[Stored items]
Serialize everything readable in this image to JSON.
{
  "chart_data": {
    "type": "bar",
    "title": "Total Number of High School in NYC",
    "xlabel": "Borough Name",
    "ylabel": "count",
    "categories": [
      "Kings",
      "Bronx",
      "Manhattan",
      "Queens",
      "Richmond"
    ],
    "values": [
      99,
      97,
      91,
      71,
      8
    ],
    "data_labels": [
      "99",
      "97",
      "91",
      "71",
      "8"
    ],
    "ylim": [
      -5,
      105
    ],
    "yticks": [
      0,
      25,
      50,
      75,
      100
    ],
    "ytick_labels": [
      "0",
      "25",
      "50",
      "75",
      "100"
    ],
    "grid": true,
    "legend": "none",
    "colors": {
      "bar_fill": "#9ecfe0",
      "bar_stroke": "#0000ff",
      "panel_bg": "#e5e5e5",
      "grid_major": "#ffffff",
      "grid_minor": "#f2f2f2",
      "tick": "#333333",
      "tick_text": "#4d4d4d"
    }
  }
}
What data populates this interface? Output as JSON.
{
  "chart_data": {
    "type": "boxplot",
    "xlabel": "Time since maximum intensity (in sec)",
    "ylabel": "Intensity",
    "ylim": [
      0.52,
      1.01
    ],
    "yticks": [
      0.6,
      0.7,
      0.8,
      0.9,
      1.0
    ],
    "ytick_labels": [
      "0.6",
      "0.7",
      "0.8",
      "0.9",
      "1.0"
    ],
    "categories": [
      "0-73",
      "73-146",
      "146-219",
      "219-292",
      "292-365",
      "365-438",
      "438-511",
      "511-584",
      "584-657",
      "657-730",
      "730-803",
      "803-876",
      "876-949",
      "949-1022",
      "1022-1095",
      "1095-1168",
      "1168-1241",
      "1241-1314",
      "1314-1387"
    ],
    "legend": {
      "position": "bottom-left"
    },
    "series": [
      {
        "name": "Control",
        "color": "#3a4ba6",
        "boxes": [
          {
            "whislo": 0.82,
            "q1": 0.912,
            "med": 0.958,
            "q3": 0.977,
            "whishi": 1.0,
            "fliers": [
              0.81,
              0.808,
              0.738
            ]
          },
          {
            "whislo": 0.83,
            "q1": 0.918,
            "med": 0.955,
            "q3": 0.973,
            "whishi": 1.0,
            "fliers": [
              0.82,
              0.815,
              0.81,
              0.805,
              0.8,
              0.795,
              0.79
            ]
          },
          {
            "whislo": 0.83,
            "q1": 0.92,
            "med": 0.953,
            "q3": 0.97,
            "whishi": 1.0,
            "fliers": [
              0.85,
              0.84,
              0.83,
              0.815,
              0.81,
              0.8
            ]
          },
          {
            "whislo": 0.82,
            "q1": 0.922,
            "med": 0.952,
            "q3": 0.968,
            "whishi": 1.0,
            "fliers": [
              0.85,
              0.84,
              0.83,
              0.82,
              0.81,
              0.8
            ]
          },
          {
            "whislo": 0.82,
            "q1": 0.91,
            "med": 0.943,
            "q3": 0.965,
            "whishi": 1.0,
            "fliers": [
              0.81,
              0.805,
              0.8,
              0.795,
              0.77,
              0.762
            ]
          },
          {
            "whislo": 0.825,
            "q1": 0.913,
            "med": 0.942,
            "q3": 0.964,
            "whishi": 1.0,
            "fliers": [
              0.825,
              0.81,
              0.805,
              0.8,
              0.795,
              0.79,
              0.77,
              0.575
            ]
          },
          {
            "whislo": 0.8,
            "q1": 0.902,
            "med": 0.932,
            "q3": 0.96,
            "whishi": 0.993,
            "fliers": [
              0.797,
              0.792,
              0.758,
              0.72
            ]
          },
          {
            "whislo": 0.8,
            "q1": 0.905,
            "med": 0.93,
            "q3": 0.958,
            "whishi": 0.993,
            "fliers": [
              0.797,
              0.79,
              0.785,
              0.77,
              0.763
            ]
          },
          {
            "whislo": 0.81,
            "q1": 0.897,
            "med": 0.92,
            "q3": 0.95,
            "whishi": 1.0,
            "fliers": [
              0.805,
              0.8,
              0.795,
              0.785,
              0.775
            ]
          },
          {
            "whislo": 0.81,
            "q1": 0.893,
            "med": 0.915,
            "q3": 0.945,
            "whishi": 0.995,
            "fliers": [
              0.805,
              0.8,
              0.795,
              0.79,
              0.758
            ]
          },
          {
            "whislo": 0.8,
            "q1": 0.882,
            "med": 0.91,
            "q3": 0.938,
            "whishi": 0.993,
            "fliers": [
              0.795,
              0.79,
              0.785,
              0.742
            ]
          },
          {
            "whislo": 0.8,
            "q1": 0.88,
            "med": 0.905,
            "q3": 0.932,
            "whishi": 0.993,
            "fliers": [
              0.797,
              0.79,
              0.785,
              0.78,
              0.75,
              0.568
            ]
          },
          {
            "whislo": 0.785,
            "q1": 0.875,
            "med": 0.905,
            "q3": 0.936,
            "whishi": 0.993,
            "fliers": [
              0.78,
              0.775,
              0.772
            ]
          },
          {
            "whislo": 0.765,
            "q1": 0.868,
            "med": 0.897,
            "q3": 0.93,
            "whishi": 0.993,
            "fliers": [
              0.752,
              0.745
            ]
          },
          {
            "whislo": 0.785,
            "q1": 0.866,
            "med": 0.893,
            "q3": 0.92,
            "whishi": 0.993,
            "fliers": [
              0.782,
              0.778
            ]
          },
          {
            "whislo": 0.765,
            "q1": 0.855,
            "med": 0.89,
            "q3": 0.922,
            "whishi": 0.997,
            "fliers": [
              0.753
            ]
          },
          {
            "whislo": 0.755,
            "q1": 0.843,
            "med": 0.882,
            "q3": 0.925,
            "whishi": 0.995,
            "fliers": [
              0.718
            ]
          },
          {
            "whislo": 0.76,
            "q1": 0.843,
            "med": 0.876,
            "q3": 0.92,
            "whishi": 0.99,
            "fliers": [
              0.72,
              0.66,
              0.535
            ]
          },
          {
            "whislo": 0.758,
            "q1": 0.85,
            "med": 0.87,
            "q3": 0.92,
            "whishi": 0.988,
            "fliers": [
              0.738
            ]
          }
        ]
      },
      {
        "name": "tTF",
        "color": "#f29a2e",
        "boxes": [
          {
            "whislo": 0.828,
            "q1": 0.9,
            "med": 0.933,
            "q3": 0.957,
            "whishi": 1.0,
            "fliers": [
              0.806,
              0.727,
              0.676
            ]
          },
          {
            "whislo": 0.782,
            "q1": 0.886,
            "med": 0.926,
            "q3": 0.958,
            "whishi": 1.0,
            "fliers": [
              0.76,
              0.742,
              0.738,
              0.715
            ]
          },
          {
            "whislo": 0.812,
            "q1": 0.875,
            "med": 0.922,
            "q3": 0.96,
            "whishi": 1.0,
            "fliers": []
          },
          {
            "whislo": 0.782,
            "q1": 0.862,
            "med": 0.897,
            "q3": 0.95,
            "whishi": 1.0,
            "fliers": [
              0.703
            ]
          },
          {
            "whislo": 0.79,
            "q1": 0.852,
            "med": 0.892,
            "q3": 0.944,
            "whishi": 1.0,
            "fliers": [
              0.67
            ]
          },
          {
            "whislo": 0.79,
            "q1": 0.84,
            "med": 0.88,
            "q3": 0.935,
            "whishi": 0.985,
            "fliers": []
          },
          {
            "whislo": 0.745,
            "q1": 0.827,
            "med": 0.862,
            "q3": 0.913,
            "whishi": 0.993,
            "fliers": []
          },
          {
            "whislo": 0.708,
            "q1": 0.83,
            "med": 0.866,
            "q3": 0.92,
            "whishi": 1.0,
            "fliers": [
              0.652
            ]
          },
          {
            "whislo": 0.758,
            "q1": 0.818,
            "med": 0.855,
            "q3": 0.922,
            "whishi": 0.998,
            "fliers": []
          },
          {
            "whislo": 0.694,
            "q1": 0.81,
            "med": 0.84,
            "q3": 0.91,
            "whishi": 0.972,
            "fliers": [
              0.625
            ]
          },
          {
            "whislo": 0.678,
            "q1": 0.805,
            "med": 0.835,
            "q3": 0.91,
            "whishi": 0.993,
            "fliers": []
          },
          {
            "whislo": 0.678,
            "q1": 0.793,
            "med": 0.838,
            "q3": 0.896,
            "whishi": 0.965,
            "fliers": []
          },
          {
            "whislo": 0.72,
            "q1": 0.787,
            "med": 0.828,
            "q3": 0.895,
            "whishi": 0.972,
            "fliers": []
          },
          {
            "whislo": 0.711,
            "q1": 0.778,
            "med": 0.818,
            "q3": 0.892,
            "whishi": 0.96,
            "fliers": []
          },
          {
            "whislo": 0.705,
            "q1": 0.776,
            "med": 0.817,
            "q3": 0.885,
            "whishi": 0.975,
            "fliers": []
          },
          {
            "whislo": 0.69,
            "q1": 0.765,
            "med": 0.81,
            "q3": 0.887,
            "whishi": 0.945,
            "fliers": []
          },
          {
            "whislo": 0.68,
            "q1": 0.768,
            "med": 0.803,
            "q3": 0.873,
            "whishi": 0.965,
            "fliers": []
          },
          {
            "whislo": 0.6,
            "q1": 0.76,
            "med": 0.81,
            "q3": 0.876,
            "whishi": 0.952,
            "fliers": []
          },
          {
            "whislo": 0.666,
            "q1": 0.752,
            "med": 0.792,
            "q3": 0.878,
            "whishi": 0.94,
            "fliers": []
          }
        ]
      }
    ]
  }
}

* Problem to work on: Copy each line above where the string "xlabel" occurs.

* Answer for this exercise:
    "xlabel": "Borough Name",
    "xlabel": "Time since maximum intensity (in sec)",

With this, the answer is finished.